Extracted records
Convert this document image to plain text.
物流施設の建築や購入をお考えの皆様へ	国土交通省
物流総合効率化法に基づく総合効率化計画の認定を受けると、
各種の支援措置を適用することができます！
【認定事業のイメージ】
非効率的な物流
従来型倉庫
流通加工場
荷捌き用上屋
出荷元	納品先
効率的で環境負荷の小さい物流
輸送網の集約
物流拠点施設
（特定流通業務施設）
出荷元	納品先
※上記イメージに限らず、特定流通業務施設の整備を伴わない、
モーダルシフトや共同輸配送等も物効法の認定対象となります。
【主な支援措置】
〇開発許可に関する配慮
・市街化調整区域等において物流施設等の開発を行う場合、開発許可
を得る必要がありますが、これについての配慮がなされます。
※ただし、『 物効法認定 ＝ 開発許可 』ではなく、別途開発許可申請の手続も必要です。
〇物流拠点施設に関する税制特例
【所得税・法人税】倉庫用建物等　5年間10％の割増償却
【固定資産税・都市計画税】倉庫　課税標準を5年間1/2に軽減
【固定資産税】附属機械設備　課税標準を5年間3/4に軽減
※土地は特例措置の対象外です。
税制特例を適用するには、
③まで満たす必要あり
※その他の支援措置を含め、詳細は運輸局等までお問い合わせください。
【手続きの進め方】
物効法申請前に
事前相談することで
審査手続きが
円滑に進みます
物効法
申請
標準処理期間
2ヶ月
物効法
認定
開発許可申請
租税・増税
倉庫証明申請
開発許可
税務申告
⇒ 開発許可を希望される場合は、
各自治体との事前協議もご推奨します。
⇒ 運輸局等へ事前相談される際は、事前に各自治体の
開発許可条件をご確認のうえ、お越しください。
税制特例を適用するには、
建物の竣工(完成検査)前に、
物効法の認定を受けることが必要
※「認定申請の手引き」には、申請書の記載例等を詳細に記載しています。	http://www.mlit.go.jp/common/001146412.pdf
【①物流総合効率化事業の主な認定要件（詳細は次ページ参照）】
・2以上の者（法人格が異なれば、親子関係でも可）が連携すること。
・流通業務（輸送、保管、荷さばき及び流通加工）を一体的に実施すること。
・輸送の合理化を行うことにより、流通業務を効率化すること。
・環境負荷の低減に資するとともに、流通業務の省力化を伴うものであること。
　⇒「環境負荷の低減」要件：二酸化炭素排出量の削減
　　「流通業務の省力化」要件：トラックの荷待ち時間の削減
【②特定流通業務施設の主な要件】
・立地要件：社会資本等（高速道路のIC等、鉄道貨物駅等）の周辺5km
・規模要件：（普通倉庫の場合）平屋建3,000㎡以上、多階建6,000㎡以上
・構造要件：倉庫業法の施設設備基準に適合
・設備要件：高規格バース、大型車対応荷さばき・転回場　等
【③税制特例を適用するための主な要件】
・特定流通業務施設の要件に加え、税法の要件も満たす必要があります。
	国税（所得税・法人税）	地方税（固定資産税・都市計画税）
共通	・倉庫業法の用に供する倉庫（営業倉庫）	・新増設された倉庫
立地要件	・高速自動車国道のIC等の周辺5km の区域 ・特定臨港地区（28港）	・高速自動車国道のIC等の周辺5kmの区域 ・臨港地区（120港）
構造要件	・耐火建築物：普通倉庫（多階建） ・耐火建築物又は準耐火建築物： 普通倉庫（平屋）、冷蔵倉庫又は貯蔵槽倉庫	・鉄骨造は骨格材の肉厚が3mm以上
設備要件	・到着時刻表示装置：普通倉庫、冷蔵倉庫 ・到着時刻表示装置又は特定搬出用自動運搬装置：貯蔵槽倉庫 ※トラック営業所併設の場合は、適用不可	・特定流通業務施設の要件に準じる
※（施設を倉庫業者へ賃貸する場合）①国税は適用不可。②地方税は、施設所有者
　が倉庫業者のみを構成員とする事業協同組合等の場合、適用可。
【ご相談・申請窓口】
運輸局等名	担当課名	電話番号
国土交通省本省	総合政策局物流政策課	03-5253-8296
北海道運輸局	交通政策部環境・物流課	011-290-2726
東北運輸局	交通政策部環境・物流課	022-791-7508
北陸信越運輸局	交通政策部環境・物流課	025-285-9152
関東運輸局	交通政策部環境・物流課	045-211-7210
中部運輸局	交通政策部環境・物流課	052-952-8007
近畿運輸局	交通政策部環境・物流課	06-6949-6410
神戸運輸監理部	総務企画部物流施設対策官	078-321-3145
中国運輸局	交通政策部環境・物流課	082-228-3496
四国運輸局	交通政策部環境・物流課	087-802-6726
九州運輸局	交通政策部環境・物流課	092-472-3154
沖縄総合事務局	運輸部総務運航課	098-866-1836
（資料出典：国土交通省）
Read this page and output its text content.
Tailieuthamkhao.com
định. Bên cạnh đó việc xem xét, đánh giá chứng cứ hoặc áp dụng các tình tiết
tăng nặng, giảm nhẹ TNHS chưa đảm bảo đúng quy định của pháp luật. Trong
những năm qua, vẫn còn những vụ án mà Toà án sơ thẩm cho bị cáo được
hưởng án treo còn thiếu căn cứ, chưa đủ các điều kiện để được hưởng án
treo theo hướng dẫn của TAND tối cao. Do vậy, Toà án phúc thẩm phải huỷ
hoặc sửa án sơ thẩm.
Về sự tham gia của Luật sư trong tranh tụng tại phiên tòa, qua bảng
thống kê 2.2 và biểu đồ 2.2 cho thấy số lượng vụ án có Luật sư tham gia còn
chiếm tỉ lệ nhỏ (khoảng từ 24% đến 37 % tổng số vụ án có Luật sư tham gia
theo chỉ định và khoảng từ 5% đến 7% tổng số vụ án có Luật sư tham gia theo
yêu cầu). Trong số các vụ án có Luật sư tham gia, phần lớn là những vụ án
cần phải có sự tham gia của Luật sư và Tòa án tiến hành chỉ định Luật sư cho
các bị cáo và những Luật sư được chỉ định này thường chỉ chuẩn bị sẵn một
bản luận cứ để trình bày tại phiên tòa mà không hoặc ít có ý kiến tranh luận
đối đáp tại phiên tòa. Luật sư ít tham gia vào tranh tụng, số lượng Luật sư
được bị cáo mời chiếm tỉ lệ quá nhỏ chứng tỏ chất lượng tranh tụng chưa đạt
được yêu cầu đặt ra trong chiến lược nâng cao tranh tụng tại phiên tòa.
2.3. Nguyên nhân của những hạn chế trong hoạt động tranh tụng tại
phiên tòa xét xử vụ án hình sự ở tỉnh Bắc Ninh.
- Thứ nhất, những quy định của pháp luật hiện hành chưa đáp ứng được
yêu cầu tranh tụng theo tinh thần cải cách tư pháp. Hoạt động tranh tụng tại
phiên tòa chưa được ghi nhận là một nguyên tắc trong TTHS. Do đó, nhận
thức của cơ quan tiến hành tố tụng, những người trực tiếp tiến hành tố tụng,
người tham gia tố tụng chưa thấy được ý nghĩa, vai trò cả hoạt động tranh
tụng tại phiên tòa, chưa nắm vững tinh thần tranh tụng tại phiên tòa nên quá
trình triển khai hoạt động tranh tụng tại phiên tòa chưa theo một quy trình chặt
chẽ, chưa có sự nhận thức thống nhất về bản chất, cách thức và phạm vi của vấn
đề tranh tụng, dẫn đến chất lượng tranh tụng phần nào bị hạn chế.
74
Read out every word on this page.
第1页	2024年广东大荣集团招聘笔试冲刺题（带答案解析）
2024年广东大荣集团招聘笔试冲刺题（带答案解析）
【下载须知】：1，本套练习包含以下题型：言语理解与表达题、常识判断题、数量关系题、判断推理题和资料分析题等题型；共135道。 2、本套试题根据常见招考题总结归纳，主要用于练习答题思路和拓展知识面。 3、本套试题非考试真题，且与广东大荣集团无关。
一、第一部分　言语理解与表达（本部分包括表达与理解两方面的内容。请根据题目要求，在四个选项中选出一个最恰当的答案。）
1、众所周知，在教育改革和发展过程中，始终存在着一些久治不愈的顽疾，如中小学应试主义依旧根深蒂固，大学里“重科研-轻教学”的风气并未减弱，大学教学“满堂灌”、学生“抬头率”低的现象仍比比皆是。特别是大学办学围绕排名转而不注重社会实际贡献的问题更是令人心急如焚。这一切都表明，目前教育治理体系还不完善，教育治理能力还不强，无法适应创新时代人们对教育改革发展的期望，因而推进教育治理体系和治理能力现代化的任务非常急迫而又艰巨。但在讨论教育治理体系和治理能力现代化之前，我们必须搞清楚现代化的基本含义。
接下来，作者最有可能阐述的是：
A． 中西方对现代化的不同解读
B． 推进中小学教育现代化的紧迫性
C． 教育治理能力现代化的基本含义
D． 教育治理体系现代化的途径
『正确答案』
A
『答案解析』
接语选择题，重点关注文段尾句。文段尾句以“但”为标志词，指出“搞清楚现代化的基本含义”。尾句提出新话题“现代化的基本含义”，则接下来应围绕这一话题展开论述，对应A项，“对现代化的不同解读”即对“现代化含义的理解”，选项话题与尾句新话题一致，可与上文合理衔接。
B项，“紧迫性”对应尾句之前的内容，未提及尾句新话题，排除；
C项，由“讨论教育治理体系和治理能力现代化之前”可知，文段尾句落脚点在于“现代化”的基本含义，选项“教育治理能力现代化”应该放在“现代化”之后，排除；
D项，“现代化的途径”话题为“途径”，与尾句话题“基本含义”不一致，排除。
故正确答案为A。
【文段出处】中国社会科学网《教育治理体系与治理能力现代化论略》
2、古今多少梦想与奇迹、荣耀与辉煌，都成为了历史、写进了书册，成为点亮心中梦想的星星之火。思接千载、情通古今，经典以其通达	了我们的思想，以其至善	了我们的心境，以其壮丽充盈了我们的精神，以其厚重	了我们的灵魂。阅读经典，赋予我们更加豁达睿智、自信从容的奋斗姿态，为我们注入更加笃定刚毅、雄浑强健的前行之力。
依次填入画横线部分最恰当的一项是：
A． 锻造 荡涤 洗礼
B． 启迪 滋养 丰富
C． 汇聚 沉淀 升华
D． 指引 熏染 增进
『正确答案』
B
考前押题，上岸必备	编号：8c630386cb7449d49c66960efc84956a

TASK TO COMPLETE
Each line in the material either holds the string "chất" or does not. State how many do, and nothing else.

EXERCISE SOLUTION
3